● TO DO
Word for word, set down the records and skip each picture.

● Items from a figure collection
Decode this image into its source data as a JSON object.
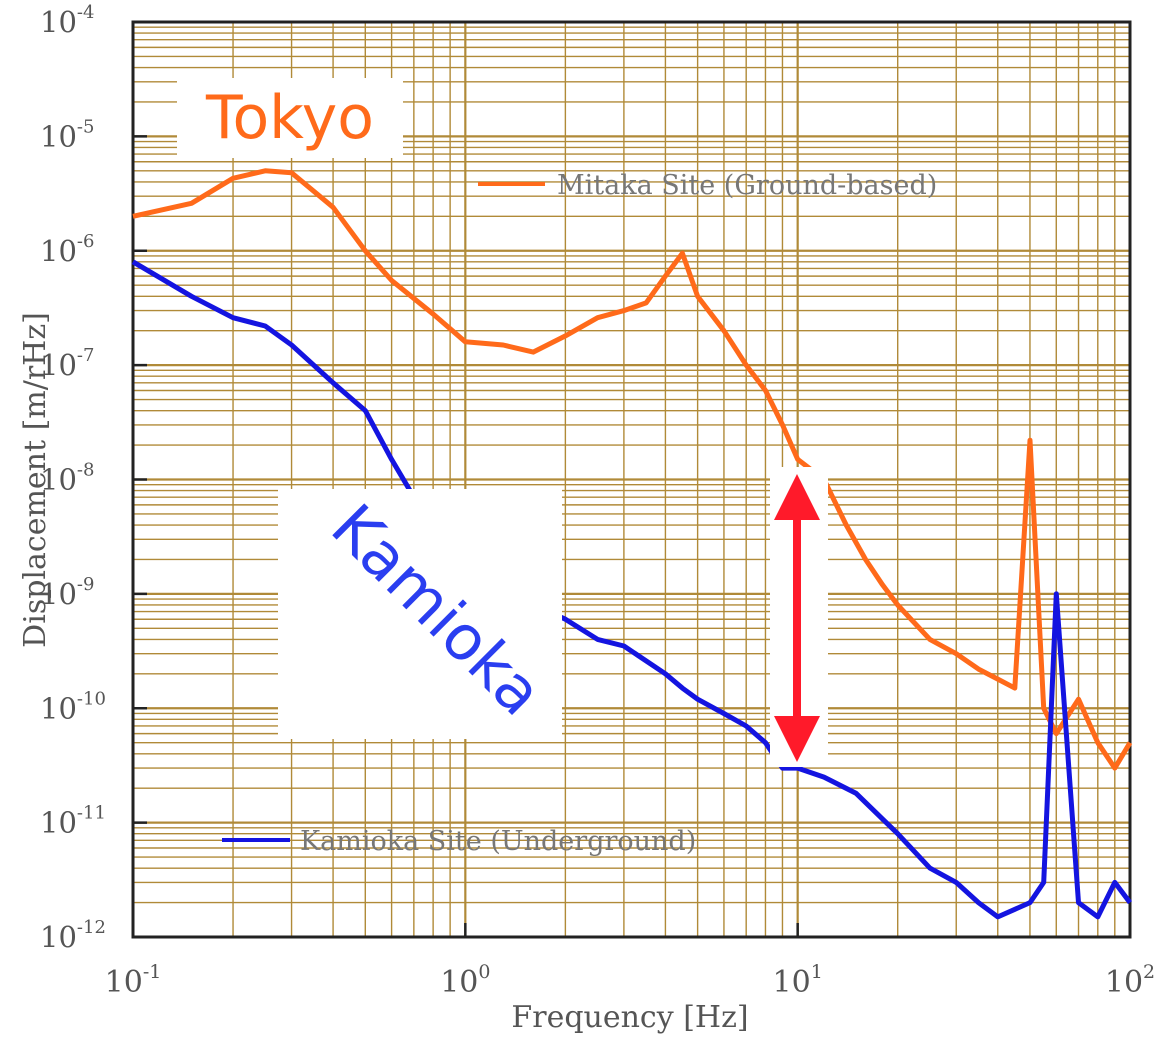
{
  "chart_data": {
    "type": "line",
    "xlabel": "Frequency [Hz]",
    "ylabel": "Displacement [m/rHz]",
    "x_scale": "log",
    "y_scale": "log",
    "xlim": [
      0.1,
      100
    ],
    "ylim": [
      1e-12,
      0.0001
    ],
    "grid": true,
    "x_ticks": [
      {
        "base": "10",
        "exp": "-1"
      },
      {
        "base": "10",
        "exp": "0"
      },
      {
        "base": "10",
        "exp": "1"
      },
      {
        "base": "10",
        "exp": "2"
      }
    ],
    "y_ticks": [
      {
        "base": "10",
        "exp": "-4"
      },
      {
        "base": "10",
        "exp": "-5"
      },
      {
        "base": "10",
        "exp": "-6"
      },
      {
        "base": "10",
        "exp": "-7"
      },
      {
        "base": "10",
        "exp": "-8"
      },
      {
        "base": "10",
        "exp": "-9"
      },
      {
        "base": "10",
        "exp": "-10"
      },
      {
        "base": "10",
        "exp": "-11"
      },
      {
        "base": "10",
        "exp": "-12"
      }
    ],
    "series": [
      {
        "name": "Mitaka Site (Ground-based)",
        "color": "#ff6a1a",
        "x": [
          0.1,
          0.15,
          0.2,
          0.25,
          0.3,
          0.4,
          0.5,
          0.6,
          0.8,
          1.0,
          1.3,
          1.6,
          2.0,
          2.5,
          3.0,
          3.5,
          4.0,
          4.5,
          5.0,
          6.0,
          7.0,
          8.0,
          9.0,
          10,
          12,
          14,
          16,
          18,
          20,
          25,
          30,
          35,
          40,
          45,
          50,
          55,
          60,
          70,
          80,
          90,
          100
        ],
        "y": [
          2e-06,
          2.6e-06,
          4.3e-06,
          5e-06,
          4.8e-06,
          2.4e-06,
          1e-06,
          5.5e-07,
          2.8e-07,
          1.6e-07,
          1.5e-07,
          1.3e-07,
          1.8e-07,
          2.6e-07,
          3e-07,
          3.5e-07,
          6e-07,
          9.5e-07,
          4e-07,
          2e-07,
          1e-07,
          6e-08,
          3e-08,
          1.5e-08,
          1e-08,
          4e-09,
          2e-09,
          1.2e-09,
          8e-10,
          4e-10,
          3e-10,
          2.2e-10,
          1.8e-10,
          1.5e-10,
          2.2e-08,
          1e-10,
          6e-11,
          1.2e-10,
          5e-11,
          3e-11,
          5e-11
        ]
      },
      {
        "name": "Kamioka Site (Underground)",
        "color": "#1414e0",
        "x": [
          0.1,
          0.15,
          0.2,
          0.25,
          0.3,
          0.4,
          0.5,
          0.6,
          0.7,
          0.8,
          1.0,
          1.3,
          1.6,
          2.0,
          2.5,
          3.0,
          4.0,
          4.5,
          5.0,
          6.0,
          7.0,
          8.0,
          9.0,
          10,
          12,
          15,
          20,
          25,
          30,
          35,
          40,
          50,
          55,
          60,
          70,
          80,
          90,
          100
        ],
        "y": [
          8e-07,
          4e-07,
          2.6e-07,
          2.2e-07,
          1.5e-07,
          7e-08,
          4e-08,
          1.5e-08,
          7e-09,
          4e-09,
          2e-09,
          1.2e-09,
          8e-10,
          6e-10,
          4e-10,
          3.5e-10,
          2e-10,
          1.5e-10,
          1.2e-10,
          9e-11,
          7e-11,
          5e-11,
          3e-11,
          3e-11,
          2.5e-11,
          1.8e-11,
          8e-12,
          4e-12,
          3e-12,
          2e-12,
          1.5e-12,
          2e-12,
          3e-12,
          1e-09,
          2e-12,
          1.5e-12,
          3e-12,
          2e-12
        ]
      }
    ]
  },
  "annotations": {
    "tokyo": "Tokyo",
    "kamioka": "Kamioka"
  }
}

● EXERCISE RESPONSE
Decode this image into its source data as a JSON object.
{
  "chart_data": {
    "type": "line",
    "xlabel": "Frequency [Hz]",
    "ylabel": "Displacement [m/rHz]",
    "x_scale": "log",
    "y_scale": "log",
    "xlim": [
      0.1,
      100
    ],
    "ylim": [
      1e-12,
      0.0001
    ],
    "grid": true,
    "x_ticks": [
      {
        "base": "10",
        "exp": "-1"
      },
      {
        "base": "10",
        "exp": "0"
      },
      {
        "base": "10",
        "exp": "1"
      },
      {
        "base": "10",
        "exp": "2"
      }
    ],
    "y_ticks": [
      {
        "base": "10",
        "exp": "-4"
      },
      {
        "base": "10",
        "exp": "-5"
      },
      {
        "base": "10",
        "exp": "-6"
      },
      {
        "base": "10",
        "exp": "-7"
      },
      {
        "base": "10",
        "exp": "-8"
      },
      {
        "base": "10",
        "exp": "-9"
      },
      {
        "base": "10",
        "exp": "-10"
      },
      {
        "base": "10",
        "exp": "-11"
      },
      {
        "base": "10",
        "exp": "-12"
      }
    ],
    "series": [
      {
        "name": "Mitaka Site (Ground-based)",
        "color": "#ff6a1a",
        "x": [
          0.1,
          0.15,
          0.2,
          0.25,
          0.3,
          0.4,
          0.5,
          0.6,
          0.8,
          1.0,
          1.3,
          1.6,
          2.0,
          2.5,
          3.0,
          3.5,
          4.0,
          4.5,
          5.0,
          6.0,
          7.0,
          8.0,
          9.0,
          10,
          12,
          14,
          16,
          18,
          20,
          25,
          30,
          35,
          40,
          45,
          50,
          55,
          60,
          70,
          80,
          90,
          100
        ],
        "y": [
          2e-06,
          2.6e-06,
          4.3e-06,
          5e-06,
          4.8e-06,
          2.4e-06,
          1e-06,
          5.5e-07,
          2.8e-07,
          1.6e-07,
          1.5e-07,
          1.3e-07,
          1.8e-07,
          2.6e-07,
          3e-07,
          3.5e-07,
          6e-07,
          9.5e-07,
          4e-07,
          2e-07,
          1e-07,
          6e-08,
          3e-08,
          1.5e-08,
          1e-08,
          4e-09,
          2e-09,
          1.2e-09,
          8e-10,
          4e-10,
          3e-10,
          2.2e-10,
          1.8e-10,
          1.5e-10,
          2.2e-08,
          1e-10,
          6e-11,
          1.2e-10,
          5e-11,
          3e-11,
          5e-11
        ]
      },
      {
        "name": "Kamioka Site (Underground)",
        "color": "#1414e0",
        "x": [
          0.1,
          0.15,
          0.2,
          0.25,
          0.3,
          0.4,
          0.5,
          0.6,
          0.7,
          0.8,
          1.0,
          1.3,
          1.6,
          2.0,
          2.5,
          3.0,
          4.0,
          4.5,
          5.0,
          6.0,
          7.0,
          8.0,
          9.0,
          10,
          12,
          15,
          20,
          25,
          30,
          35,
          40,
          50,
          55,
          60,
          70,
          80,
          90,
          100
        ],
        "y": [
          8e-07,
          4e-07,
          2.6e-07,
          2.2e-07,
          1.5e-07,
          7e-08,
          4e-08,
          1.5e-08,
          7e-09,
          4e-09,
          2e-09,
          1.2e-09,
          8e-10,
          6e-10,
          4e-10,
          3.5e-10,
          2e-10,
          1.5e-10,
          1.2e-10,
          9e-11,
          7e-11,
          5e-11,
          3e-11,
          3e-11,
          2.5e-11,
          1.8e-11,
          8e-12,
          4e-12,
          3e-12,
          2e-12,
          1.5e-12,
          2e-12,
          3e-12,
          1e-09,
          2e-12,
          1.5e-12,
          3e-12,
          2e-12
        ]
      }
    ]
  },
  "annotations": {
    "tokyo": "Tokyo",
    "kamioka": "Kamioka"
  }
}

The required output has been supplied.